Transcribe the whole listing without a single picture.

Dataset entries

- - -

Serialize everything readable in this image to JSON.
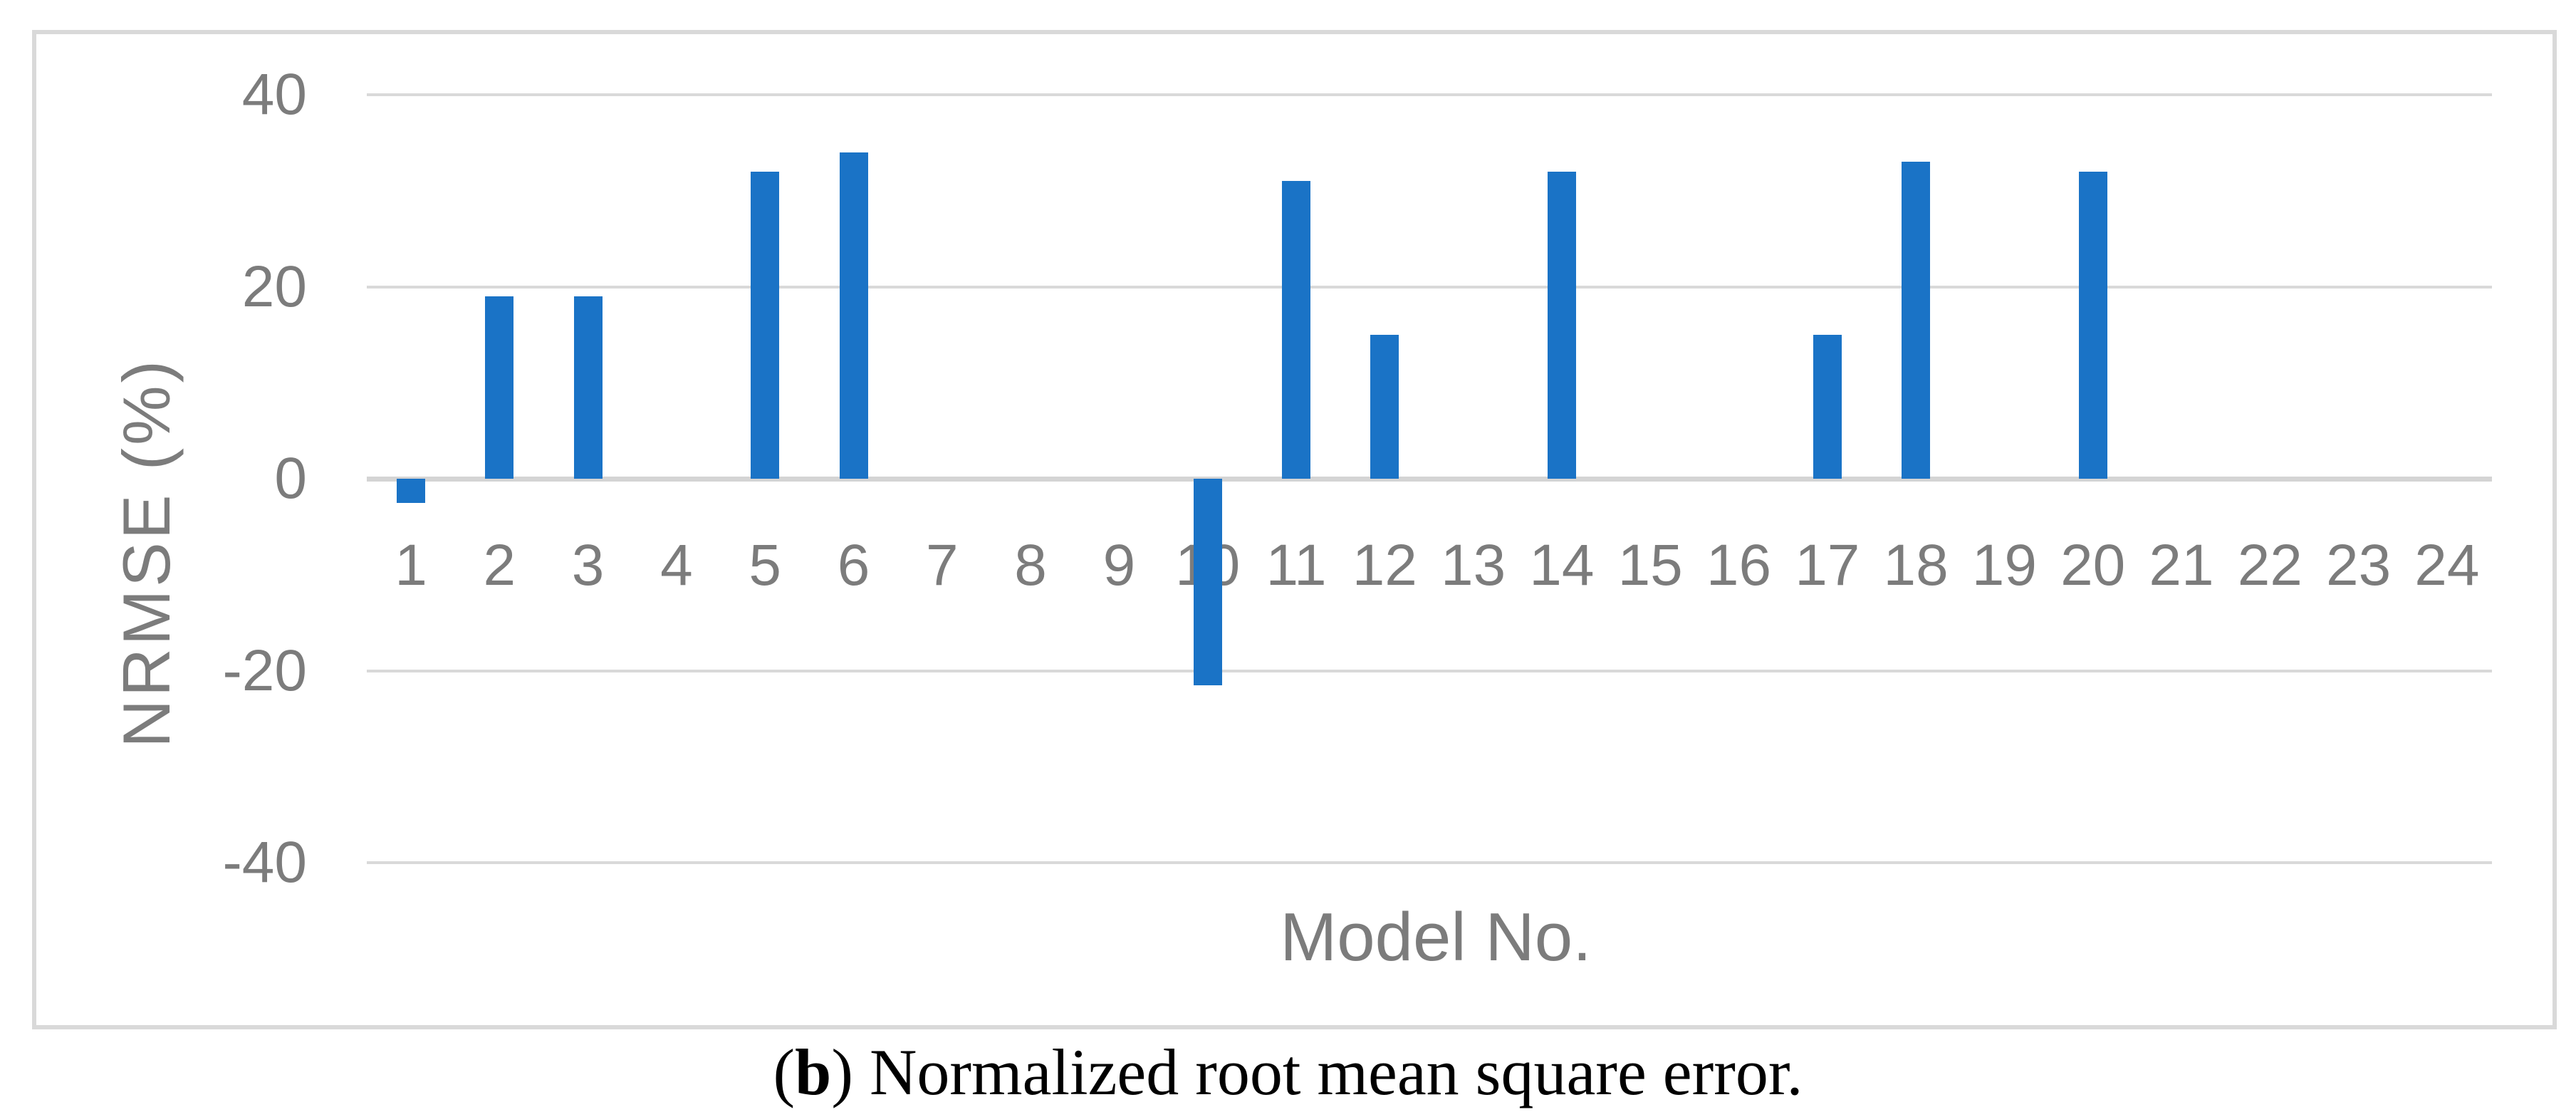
{
  "chart_data": {
    "type": "bar",
    "title": "",
    "categories": [
      1,
      2,
      3,
      4,
      5,
      6,
      7,
      8,
      9,
      10,
      11,
      12,
      13,
      14,
      15,
      16,
      17,
      18,
      19,
      20,
      21,
      22,
      23,
      24
    ],
    "values": [
      -2.5,
      19,
      19,
      0,
      32,
      34,
      0,
      0,
      0,
      -21.5,
      31,
      15,
      0,
      32,
      0,
      0,
      15,
      33,
      0,
      32,
      0,
      0,
      0,
      0
    ],
    "xlabel": "Model No.",
    "ylabel": "NRMSE  (%)",
    "ylim": [
      -40,
      40
    ],
    "yticks": [
      40,
      20,
      0,
      -20,
      -40
    ],
    "grid": true,
    "legend": "none",
    "bar_color": "#1a73c6",
    "gridline_color": "#d9d9d9",
    "axis_text_color": "#7c7c7c"
  },
  "caption": {
    "open": "(",
    "bold_label": "b",
    "rest": ") Normalized root mean square error."
  }
}
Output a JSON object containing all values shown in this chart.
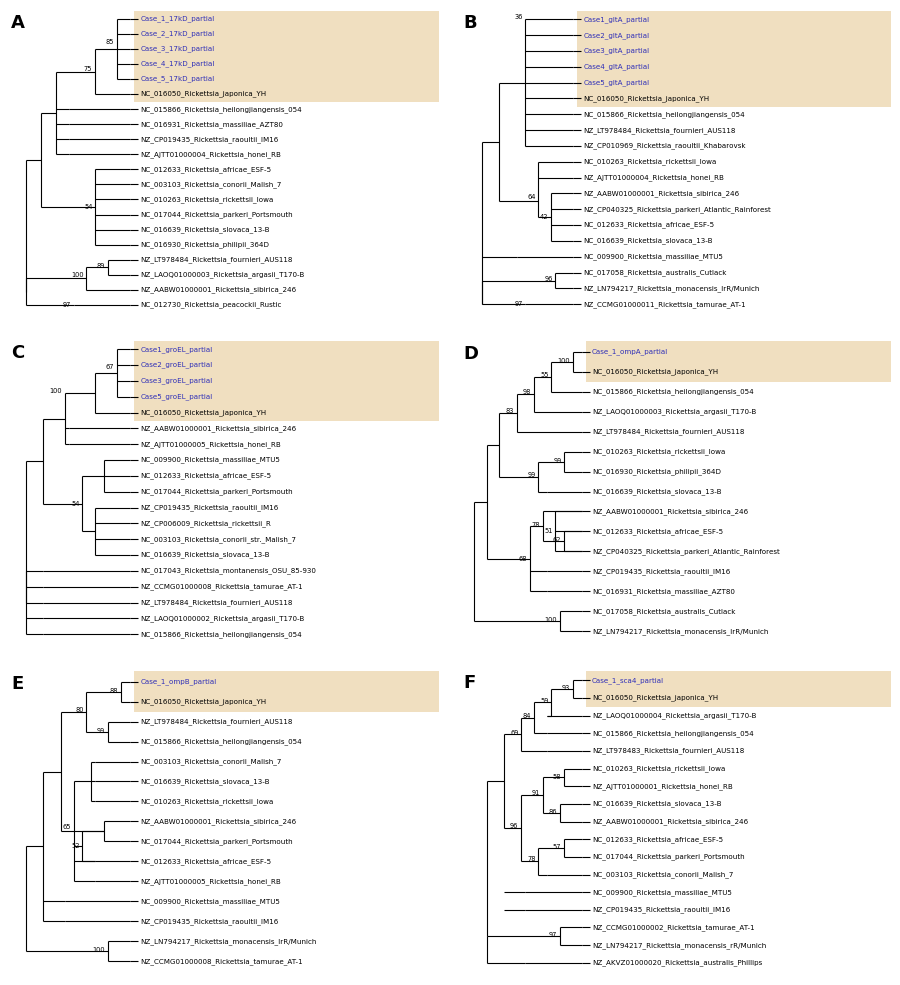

- - -

Task solution
Serialize everything readable in this image to JSON.
{
  "chart_data": {
    "type": "bar",
    "title": "",
    "categories": [
      1,
      2,
      3,
      4,
      5,
      6,
      7,
      8,
      9,
      10,
      11,
      12,
      13,
      14,
      15,
      16,
      17,
      18,
      19,
      20,
      21,
      22,
      23,
      24
    ],
    "values": [
      -2.5,
      19,
      19,
      0,
      32,
      34,
      0,
      0,
      0,
      -21.5,
      31,
      15,
      0,
      32,
      0,
      0,
      15,
      33,
      0,
      32,
      0,
      0,
      0,
      0
    ],
    "xlabel": "Model No.",
    "ylabel": "NRMSE  (%)",
    "ylim": [
      -40,
      40
    ],
    "yticks": [
      40,
      20,
      0,
      -20,
      -40
    ],
    "grid": true,
    "legend": "none",
    "bar_color": "#1a73c6",
    "gridline_color": "#d9d9d9",
    "axis_text_color": "#7c7c7c"
  },
  "caption": {
    "open": "(",
    "bold_label": "b",
    "rest": ") Normalized root mean square error."
  }
}
Output a JSON object containing all values shown in this chart.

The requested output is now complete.